### Written task
Please copy out, word for word, the stretch of the listing from its first line through the line containing "svg-text:EMA 50 close: EMA", with both of those lines included.

### Material for this task
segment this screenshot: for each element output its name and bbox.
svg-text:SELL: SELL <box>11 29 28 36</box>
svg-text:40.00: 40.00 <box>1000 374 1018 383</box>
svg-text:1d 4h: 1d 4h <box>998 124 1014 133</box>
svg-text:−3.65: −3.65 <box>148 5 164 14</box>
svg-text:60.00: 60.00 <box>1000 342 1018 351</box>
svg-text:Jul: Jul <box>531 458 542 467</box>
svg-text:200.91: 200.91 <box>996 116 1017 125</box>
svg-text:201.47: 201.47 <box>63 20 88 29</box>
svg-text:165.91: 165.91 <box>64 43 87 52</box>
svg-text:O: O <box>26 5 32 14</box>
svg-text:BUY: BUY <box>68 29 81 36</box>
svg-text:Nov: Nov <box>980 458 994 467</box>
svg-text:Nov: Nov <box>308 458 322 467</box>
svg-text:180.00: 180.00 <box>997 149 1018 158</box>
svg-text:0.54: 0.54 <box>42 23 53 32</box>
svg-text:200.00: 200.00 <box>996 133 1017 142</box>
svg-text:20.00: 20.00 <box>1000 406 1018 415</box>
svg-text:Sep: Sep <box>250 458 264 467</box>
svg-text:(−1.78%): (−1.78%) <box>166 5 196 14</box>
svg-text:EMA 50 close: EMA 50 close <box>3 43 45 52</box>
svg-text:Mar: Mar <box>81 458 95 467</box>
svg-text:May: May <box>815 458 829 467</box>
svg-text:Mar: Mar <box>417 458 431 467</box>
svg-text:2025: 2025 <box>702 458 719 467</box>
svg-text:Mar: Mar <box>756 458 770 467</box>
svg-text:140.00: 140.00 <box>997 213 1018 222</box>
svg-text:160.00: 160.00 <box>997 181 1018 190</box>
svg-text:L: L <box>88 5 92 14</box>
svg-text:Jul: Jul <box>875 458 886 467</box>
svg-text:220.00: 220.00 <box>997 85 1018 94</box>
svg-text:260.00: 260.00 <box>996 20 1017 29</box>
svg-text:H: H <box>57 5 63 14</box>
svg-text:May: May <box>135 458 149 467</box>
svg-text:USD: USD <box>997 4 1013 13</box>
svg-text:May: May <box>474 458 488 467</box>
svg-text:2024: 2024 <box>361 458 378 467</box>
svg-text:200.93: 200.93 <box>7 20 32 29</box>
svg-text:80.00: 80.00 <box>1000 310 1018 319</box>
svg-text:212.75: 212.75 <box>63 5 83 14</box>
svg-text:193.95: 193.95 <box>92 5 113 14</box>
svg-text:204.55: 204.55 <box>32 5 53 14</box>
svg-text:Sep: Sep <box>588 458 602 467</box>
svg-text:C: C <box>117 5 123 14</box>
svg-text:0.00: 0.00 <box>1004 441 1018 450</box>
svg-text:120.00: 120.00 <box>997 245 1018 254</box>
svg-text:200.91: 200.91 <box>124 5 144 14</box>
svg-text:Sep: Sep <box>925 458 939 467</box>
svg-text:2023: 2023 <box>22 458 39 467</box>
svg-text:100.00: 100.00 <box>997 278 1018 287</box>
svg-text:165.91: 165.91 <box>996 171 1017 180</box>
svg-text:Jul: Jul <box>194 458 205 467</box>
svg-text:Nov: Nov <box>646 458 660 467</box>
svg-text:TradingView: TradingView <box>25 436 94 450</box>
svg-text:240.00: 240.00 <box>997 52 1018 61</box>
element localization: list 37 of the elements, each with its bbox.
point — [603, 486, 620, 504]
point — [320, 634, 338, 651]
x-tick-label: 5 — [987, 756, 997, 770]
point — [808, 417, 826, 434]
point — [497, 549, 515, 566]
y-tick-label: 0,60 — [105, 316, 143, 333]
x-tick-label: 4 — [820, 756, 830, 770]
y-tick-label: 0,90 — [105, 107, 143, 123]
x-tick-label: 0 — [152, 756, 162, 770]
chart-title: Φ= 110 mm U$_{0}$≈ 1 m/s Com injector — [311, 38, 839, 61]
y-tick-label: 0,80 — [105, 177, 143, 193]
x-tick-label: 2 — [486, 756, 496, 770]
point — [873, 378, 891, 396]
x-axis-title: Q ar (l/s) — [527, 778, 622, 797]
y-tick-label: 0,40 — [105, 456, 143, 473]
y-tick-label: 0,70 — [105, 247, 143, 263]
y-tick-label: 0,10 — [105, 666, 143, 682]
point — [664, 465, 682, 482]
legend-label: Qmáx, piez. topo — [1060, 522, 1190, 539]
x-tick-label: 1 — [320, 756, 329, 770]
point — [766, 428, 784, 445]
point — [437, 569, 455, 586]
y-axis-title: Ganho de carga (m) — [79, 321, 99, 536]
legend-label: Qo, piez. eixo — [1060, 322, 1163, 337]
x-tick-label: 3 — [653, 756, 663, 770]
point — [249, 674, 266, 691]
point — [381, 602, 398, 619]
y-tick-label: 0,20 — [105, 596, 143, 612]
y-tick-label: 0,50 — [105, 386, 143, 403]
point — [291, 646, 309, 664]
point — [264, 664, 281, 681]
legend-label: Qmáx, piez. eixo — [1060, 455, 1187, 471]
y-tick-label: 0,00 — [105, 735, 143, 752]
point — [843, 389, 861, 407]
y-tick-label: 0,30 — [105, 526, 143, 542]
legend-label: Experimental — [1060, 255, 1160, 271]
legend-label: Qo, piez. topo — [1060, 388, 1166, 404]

### Written response
segment this screenshot: for each element output its name and bbox.
svg-text:SELL: SELL <box>11 29 28 36</box>
svg-text:40.00: 40.00 <box>1000 374 1018 383</box>
svg-text:1d 4h: 1d 4h <box>998 124 1014 133</box>
svg-text:−3.65: −3.65 <box>148 5 164 14</box>
svg-text:60.00: 60.00 <box>1000 342 1018 351</box>
svg-text:Jul: Jul <box>531 458 542 467</box>
svg-text:200.91: 200.91 <box>996 116 1017 125</box>
svg-text:201.47: 201.47 <box>63 20 88 29</box>
svg-text:165.91: 165.91 <box>64 43 87 52</box>
svg-text:O: O <box>26 5 32 14</box>
svg-text:BUY: BUY <box>68 29 81 36</box>
svg-text:Nov: Nov <box>980 458 994 467</box>
svg-text:Nov: Nov <box>308 458 322 467</box>
svg-text:180.00: 180.00 <box>997 149 1018 158</box>
svg-text:0.54: 0.54 <box>42 23 53 32</box>
svg-text:200.00: 200.00 <box>996 133 1017 142</box>
svg-text:20.00: 20.00 <box>1000 406 1018 415</box>
svg-text:Sep: Sep <box>250 458 264 467</box>
svg-text:(−1.78%): (−1.78%) <box>166 5 196 14</box>
svg-text:EMA 50 close: EMA 50 close <box>3 43 45 52</box>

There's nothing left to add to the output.